_Requirement_
Each line that holds the word "large" counts once; report the total and nothing else.

_Given data_
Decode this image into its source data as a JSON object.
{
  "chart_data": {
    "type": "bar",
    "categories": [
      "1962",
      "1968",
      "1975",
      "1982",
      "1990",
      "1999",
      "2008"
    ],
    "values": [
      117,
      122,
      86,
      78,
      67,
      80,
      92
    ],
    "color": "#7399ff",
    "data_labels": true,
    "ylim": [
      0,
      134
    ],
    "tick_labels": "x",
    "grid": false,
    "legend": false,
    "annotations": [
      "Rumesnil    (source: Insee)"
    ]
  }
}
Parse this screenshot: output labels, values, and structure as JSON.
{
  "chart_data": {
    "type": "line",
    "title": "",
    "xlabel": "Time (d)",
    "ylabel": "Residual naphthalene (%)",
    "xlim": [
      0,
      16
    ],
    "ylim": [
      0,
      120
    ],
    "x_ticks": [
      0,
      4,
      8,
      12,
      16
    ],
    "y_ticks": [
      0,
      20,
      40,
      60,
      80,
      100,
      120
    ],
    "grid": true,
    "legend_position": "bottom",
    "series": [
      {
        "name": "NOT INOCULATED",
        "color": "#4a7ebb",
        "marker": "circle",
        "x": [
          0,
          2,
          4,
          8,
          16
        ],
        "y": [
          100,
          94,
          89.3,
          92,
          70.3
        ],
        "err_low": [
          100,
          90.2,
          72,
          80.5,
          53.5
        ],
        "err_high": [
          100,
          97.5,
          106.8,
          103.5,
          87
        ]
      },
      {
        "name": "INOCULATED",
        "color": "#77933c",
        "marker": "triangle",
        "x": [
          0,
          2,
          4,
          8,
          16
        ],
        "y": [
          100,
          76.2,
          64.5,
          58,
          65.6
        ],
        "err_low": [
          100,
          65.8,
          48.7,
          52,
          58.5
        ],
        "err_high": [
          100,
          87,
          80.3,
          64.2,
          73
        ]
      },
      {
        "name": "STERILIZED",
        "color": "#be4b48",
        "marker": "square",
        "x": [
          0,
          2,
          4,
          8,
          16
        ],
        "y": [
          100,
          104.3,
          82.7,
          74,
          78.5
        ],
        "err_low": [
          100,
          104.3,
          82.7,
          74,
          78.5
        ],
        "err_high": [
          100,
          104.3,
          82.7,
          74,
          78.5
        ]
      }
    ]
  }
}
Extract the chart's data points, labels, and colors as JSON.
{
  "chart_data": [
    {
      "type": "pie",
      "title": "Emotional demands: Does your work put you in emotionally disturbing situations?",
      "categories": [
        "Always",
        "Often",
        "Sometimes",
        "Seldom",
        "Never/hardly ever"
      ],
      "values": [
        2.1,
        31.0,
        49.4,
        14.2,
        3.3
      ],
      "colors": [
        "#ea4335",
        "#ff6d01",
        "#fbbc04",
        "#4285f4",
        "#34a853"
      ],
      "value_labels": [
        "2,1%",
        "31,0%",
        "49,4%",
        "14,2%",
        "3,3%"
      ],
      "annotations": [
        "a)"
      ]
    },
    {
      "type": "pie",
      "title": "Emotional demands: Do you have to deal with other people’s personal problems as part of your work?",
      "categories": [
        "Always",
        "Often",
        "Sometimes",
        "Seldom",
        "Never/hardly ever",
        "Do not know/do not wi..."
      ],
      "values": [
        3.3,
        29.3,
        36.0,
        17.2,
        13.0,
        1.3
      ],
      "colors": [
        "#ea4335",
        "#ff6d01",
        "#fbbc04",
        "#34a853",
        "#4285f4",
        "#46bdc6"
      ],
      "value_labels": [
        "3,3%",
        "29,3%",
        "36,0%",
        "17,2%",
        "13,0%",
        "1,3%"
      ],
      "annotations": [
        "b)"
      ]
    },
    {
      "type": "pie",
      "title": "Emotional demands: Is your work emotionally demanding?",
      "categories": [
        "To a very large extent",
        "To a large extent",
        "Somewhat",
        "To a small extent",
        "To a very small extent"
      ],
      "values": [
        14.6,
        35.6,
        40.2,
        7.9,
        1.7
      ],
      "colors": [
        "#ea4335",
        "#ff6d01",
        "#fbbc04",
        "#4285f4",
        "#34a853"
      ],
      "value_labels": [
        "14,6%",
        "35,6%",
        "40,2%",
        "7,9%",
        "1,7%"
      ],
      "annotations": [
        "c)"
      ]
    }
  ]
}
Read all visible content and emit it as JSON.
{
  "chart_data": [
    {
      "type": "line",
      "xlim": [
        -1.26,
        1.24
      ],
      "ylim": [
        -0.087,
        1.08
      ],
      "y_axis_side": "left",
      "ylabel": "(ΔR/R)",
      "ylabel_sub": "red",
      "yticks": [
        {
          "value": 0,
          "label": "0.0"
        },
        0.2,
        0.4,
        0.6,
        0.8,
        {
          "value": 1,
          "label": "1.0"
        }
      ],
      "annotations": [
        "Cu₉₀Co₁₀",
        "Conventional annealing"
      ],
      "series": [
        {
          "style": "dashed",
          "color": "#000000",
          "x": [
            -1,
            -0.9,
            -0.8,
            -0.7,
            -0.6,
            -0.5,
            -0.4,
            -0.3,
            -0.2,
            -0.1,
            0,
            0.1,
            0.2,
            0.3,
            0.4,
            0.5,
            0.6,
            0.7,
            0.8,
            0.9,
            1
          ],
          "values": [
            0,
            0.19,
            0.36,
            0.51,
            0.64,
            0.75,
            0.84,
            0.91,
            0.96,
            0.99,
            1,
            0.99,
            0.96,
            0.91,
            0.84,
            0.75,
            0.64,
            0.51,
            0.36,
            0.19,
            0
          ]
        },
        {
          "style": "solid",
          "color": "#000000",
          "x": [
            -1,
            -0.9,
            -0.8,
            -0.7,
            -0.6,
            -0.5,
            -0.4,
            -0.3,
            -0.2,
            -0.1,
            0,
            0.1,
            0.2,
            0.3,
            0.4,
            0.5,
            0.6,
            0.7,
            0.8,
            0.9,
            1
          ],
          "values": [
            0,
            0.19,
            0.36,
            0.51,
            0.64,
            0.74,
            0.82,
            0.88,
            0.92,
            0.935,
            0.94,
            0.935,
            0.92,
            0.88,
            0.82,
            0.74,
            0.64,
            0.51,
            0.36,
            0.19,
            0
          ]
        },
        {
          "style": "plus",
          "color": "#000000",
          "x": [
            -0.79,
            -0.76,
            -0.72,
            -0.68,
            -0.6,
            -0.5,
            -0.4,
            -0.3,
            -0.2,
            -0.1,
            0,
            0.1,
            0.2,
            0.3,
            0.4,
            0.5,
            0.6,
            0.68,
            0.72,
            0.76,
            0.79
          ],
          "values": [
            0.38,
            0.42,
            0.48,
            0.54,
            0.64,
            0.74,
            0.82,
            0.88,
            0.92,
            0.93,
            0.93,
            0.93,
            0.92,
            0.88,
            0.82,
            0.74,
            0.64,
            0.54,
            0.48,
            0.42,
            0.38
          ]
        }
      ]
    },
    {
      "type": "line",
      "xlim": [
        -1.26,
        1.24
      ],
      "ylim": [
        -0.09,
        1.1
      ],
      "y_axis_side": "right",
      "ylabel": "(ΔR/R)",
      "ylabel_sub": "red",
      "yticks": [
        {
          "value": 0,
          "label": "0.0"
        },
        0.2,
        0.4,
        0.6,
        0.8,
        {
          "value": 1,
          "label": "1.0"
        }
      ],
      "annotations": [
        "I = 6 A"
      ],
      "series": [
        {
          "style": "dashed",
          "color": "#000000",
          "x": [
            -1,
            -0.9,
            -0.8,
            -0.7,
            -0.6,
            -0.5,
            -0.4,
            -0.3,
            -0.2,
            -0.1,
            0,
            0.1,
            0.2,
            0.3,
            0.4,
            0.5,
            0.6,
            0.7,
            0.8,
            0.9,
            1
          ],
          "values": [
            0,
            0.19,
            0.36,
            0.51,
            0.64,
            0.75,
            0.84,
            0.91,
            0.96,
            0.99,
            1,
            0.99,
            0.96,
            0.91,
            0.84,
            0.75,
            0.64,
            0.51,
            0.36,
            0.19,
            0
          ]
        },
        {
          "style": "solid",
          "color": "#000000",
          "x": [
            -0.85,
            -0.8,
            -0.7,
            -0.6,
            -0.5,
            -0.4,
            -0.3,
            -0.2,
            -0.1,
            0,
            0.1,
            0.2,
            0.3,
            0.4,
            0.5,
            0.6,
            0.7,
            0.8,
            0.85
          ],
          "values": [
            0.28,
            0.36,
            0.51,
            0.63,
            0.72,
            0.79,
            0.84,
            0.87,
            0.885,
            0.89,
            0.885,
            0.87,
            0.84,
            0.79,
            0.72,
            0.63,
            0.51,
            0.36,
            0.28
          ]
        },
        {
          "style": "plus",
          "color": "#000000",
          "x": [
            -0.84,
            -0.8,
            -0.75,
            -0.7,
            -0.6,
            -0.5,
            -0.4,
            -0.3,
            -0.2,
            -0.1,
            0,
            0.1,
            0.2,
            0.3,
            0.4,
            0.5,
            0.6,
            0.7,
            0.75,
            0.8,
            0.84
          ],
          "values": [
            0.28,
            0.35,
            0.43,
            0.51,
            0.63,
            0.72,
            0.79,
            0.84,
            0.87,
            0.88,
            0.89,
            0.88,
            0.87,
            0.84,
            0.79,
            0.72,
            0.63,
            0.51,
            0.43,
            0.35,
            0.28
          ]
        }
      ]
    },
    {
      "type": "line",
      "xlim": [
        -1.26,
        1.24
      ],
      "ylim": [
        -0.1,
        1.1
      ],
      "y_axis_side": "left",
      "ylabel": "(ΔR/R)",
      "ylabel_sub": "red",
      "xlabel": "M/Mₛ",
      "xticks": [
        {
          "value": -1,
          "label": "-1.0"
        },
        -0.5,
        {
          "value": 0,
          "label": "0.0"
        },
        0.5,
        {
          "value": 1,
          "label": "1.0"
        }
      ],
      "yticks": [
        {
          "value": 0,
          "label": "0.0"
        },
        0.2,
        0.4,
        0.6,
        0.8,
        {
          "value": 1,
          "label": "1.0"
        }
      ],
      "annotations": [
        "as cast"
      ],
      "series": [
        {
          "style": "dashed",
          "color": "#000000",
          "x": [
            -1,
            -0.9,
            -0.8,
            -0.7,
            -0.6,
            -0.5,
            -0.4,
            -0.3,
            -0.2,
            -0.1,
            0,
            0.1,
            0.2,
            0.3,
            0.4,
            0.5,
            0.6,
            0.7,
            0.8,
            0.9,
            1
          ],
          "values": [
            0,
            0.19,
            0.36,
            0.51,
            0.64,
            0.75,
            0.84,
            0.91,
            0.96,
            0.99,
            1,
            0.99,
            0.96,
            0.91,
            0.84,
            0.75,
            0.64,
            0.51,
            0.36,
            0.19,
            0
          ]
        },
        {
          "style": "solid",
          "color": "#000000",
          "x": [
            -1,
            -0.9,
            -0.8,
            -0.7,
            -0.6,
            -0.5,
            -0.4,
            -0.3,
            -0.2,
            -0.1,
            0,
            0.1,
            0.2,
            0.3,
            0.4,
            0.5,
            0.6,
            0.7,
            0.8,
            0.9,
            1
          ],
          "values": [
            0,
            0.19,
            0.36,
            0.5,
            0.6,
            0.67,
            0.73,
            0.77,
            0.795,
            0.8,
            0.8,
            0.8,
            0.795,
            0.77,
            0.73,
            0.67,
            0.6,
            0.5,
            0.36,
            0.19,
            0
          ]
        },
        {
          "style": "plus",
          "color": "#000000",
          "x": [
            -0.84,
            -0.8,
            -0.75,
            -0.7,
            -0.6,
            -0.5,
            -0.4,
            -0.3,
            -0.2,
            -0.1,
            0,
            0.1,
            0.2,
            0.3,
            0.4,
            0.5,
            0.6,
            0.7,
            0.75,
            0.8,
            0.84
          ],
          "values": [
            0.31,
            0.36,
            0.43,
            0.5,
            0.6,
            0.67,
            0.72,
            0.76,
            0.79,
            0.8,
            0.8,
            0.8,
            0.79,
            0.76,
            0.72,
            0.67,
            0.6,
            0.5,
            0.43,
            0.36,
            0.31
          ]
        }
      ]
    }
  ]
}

_Response to the task_
2